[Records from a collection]
*****

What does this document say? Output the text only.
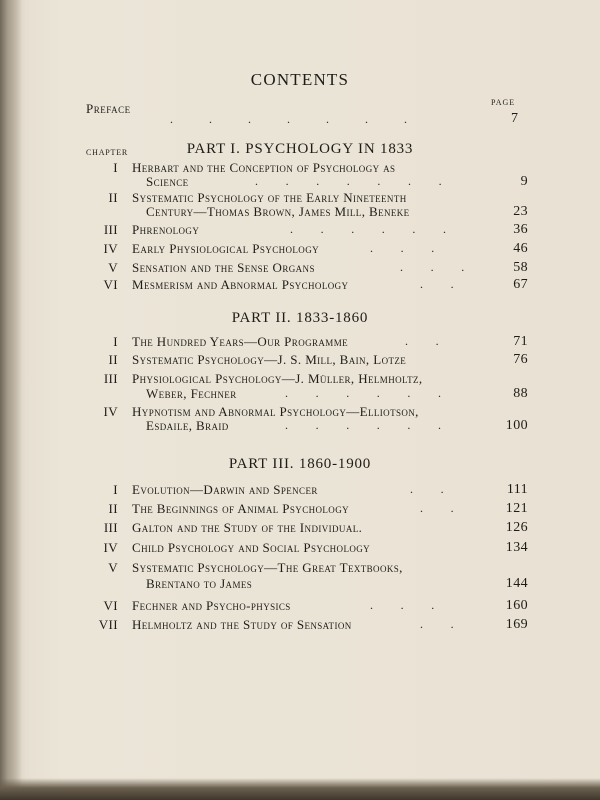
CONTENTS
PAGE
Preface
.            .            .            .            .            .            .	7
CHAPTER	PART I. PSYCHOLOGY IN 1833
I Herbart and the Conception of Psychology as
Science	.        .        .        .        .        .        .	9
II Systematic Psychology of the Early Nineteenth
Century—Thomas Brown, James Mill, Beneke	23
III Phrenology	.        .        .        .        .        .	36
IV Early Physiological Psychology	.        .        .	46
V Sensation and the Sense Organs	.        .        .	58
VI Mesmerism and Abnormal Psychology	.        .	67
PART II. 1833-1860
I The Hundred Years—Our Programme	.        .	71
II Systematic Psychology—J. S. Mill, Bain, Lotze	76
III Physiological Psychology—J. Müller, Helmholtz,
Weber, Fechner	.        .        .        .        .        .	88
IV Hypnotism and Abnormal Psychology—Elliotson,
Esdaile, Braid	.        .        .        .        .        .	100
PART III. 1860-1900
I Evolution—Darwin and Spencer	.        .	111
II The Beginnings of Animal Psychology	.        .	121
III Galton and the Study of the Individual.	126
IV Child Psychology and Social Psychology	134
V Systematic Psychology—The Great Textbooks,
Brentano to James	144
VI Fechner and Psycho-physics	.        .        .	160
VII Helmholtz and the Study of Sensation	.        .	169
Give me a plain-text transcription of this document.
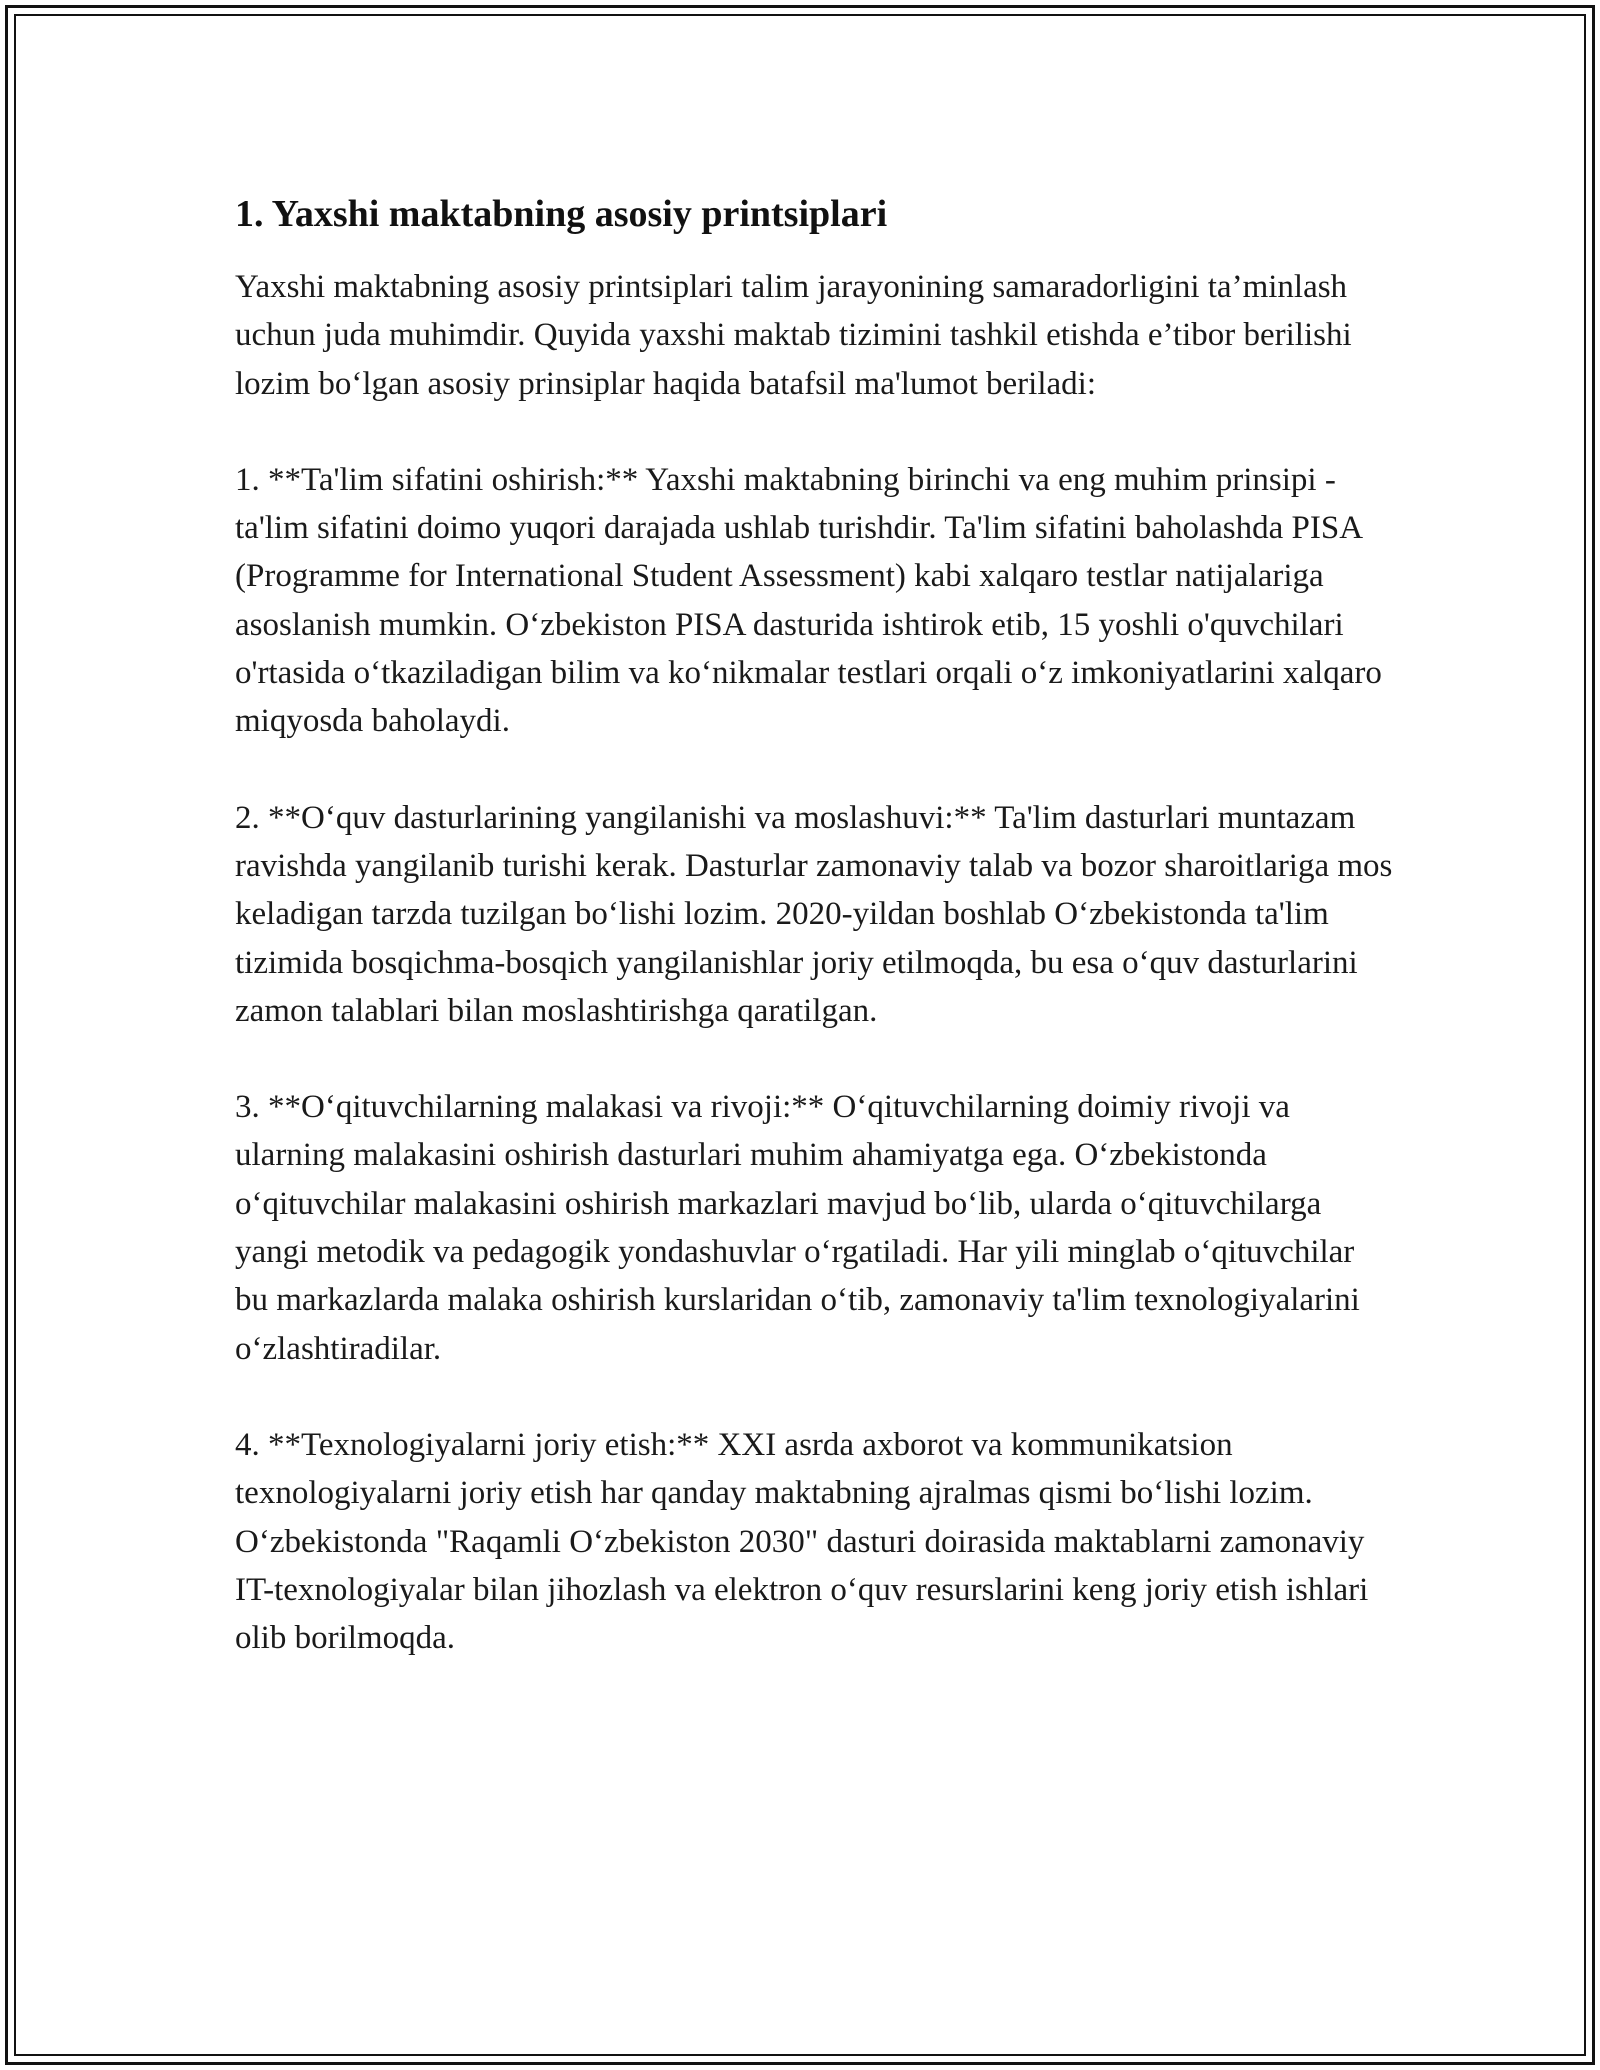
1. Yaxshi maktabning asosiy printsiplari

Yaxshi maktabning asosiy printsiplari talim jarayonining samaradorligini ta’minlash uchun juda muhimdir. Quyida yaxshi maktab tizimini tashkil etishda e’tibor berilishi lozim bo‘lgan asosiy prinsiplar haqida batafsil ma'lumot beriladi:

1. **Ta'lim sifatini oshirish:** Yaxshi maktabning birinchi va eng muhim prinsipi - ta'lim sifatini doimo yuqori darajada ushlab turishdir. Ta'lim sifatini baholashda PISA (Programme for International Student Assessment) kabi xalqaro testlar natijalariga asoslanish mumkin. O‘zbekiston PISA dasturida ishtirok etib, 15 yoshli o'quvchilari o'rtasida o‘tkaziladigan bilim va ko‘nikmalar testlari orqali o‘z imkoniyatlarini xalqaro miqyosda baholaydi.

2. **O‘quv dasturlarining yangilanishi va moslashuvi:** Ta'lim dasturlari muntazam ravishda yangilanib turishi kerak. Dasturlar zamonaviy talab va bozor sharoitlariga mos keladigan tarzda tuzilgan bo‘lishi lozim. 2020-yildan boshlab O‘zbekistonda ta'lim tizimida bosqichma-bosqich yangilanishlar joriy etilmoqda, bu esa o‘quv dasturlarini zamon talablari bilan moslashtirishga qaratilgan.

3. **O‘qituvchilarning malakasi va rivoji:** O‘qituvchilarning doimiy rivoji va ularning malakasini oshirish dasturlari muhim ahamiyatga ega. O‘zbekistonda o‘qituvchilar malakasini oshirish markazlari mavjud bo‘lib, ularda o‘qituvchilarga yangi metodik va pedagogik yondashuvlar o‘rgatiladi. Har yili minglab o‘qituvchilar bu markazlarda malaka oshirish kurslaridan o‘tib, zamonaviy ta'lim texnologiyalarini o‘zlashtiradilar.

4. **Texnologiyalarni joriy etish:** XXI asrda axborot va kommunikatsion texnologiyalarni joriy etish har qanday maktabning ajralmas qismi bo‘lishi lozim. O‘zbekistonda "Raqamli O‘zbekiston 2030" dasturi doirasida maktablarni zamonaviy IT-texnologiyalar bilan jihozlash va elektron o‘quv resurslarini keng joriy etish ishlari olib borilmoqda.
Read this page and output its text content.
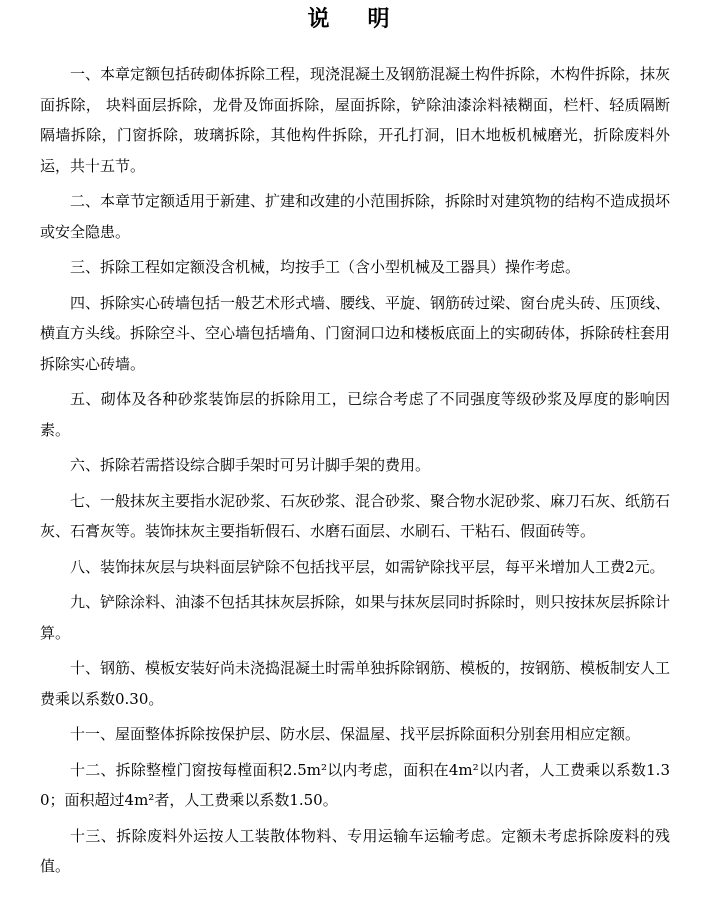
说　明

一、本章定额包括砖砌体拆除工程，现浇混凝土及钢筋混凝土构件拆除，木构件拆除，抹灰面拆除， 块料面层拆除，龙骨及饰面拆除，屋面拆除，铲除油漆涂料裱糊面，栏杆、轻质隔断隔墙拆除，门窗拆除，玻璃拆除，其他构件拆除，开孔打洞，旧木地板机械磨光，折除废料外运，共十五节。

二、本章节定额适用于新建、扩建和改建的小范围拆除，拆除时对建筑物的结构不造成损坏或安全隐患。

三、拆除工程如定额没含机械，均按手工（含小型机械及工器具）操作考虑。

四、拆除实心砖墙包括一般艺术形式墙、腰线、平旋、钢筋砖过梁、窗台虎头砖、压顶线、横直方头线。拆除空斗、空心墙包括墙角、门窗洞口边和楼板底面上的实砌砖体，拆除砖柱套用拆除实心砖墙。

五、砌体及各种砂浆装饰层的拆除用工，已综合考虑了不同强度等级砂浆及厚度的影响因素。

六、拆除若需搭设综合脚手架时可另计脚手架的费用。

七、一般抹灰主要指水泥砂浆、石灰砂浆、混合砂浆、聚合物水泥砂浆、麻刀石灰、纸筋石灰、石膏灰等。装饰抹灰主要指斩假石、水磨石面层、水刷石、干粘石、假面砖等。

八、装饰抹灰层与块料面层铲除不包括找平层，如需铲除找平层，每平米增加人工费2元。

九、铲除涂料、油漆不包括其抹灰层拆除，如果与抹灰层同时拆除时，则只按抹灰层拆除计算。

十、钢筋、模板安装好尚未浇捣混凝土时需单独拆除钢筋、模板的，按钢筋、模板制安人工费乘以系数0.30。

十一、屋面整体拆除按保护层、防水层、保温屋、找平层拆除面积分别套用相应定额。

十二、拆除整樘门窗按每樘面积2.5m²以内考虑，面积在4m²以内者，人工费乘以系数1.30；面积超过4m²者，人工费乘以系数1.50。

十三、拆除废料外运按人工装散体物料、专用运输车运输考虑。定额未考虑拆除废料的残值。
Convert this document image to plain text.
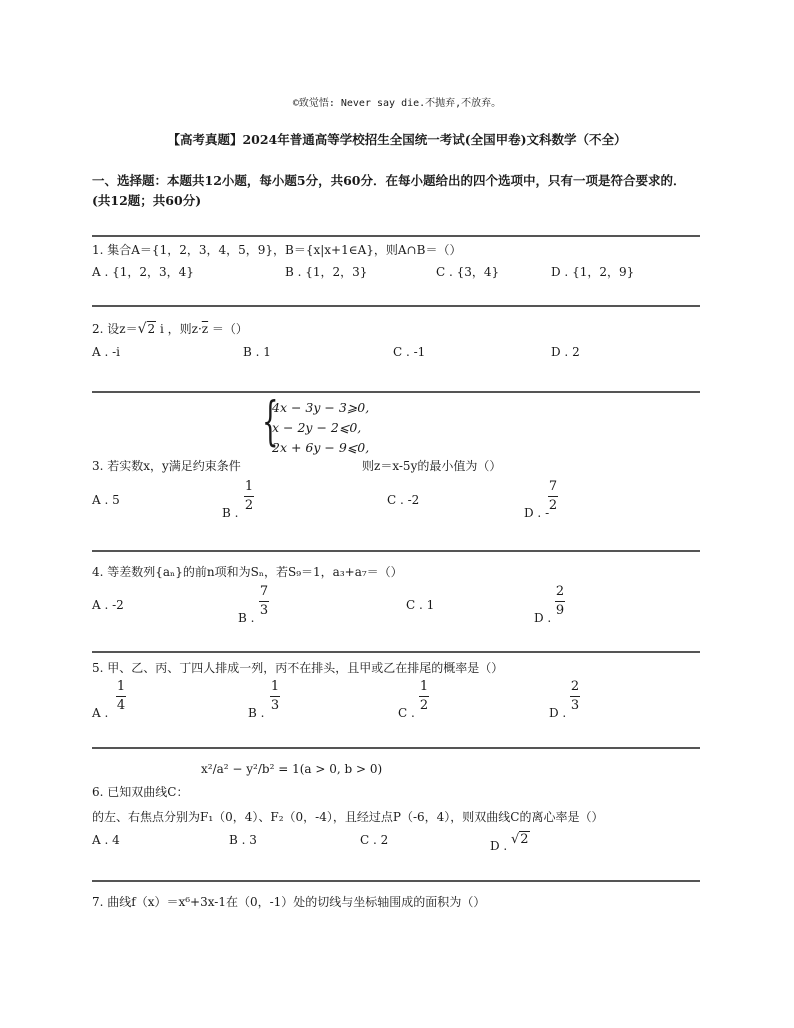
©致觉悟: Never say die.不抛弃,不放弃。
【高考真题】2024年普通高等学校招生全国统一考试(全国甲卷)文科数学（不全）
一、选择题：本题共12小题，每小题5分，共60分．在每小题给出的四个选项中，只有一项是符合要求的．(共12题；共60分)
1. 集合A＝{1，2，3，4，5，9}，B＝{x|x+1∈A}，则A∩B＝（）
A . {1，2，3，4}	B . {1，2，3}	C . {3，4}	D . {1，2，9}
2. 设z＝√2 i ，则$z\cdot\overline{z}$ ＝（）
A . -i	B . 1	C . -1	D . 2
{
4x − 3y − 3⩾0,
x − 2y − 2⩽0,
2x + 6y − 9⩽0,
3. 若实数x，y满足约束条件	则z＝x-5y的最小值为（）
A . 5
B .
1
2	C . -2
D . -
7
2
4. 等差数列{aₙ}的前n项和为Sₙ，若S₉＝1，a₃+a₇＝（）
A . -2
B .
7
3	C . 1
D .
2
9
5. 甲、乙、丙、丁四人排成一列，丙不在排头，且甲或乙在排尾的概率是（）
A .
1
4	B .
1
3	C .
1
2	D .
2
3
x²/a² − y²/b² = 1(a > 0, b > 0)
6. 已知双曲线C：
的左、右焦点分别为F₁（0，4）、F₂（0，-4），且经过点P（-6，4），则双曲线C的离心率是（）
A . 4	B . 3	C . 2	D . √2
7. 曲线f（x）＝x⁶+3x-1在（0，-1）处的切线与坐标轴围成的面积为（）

*****

• WHAT YOU NEED TO DO:
Each line that contains the string "bilan" counts once; say how many there are and nothing else.

• EXERCISE RESPONSE:
2